• **Stored data**
===============
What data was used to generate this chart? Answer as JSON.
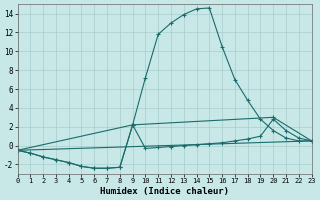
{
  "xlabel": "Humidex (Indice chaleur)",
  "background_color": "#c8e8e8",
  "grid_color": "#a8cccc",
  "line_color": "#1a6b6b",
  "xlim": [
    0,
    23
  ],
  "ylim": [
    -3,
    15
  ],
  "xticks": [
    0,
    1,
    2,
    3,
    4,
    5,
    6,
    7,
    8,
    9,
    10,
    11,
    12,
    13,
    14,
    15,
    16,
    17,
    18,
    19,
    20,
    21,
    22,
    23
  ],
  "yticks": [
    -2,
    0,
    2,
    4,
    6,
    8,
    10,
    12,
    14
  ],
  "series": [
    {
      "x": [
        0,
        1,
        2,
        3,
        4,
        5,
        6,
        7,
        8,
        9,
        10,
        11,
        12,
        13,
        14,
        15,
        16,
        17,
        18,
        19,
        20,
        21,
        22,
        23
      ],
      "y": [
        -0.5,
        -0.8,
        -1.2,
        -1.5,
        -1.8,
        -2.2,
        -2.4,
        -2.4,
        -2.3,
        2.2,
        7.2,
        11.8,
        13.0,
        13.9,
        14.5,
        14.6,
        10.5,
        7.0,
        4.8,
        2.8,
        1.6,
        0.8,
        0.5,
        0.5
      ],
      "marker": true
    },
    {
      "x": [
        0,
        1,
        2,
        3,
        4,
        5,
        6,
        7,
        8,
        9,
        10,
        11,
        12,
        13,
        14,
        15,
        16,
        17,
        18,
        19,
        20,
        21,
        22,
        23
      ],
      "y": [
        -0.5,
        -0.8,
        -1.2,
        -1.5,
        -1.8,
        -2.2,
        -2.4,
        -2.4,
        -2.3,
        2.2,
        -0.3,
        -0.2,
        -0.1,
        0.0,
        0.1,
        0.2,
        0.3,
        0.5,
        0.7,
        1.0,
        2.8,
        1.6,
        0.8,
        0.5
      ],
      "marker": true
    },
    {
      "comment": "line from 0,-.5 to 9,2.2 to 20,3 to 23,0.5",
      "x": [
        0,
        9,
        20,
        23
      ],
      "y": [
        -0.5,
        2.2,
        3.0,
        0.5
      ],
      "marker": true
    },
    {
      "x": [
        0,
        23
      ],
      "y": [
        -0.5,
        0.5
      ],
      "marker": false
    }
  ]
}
===============
• **Written problem**
Each line above is to be copied verbatim. Drop any image from the copy.

• **Solution**
What data was used to generate this chart? Answer as JSON.
{
  "xlabel": "Humidex (Indice chaleur)",
  "background_color": "#c8e8e8",
  "grid_color": "#a8cccc",
  "line_color": "#1a6b6b",
  "xlim": [
    0,
    23
  ],
  "ylim": [
    -3,
    15
  ],
  "xticks": [
    0,
    1,
    2,
    3,
    4,
    5,
    6,
    7,
    8,
    9,
    10,
    11,
    12,
    13,
    14,
    15,
    16,
    17,
    18,
    19,
    20,
    21,
    22,
    23
  ],
  "yticks": [
    -2,
    0,
    2,
    4,
    6,
    8,
    10,
    12,
    14
  ],
  "series": [
    {
      "x": [
        0,
        1,
        2,
        3,
        4,
        5,
        6,
        7,
        8,
        9,
        10,
        11,
        12,
        13,
        14,
        15,
        16,
        17,
        18,
        19,
        20,
        21,
        22,
        23
      ],
      "y": [
        -0.5,
        -0.8,
        -1.2,
        -1.5,
        -1.8,
        -2.2,
        -2.4,
        -2.4,
        -2.3,
        2.2,
        7.2,
        11.8,
        13.0,
        13.9,
        14.5,
        14.6,
        10.5,
        7.0,
        4.8,
        2.8,
        1.6,
        0.8,
        0.5,
        0.5
      ],
      "marker": true
    },
    {
      "x": [
        0,
        1,
        2,
        3,
        4,
        5,
        6,
        7,
        8,
        9,
        10,
        11,
        12,
        13,
        14,
        15,
        16,
        17,
        18,
        19,
        20,
        21,
        22,
        23
      ],
      "y": [
        -0.5,
        -0.8,
        -1.2,
        -1.5,
        -1.8,
        -2.2,
        -2.4,
        -2.4,
        -2.3,
        2.2,
        -0.3,
        -0.2,
        -0.1,
        0.0,
        0.1,
        0.2,
        0.3,
        0.5,
        0.7,
        1.0,
        2.8,
        1.6,
        0.8,
        0.5
      ],
      "marker": true
    },
    {
      "comment": "line from 0,-.5 to 9,2.2 to 20,3 to 23,0.5",
      "x": [
        0,
        9,
        20,
        23
      ],
      "y": [
        -0.5,
        2.2,
        3.0,
        0.5
      ],
      "marker": true
    },
    {
      "x": [
        0,
        23
      ],
      "y": [
        -0.5,
        0.5
      ],
      "marker": false
    }
  ]
}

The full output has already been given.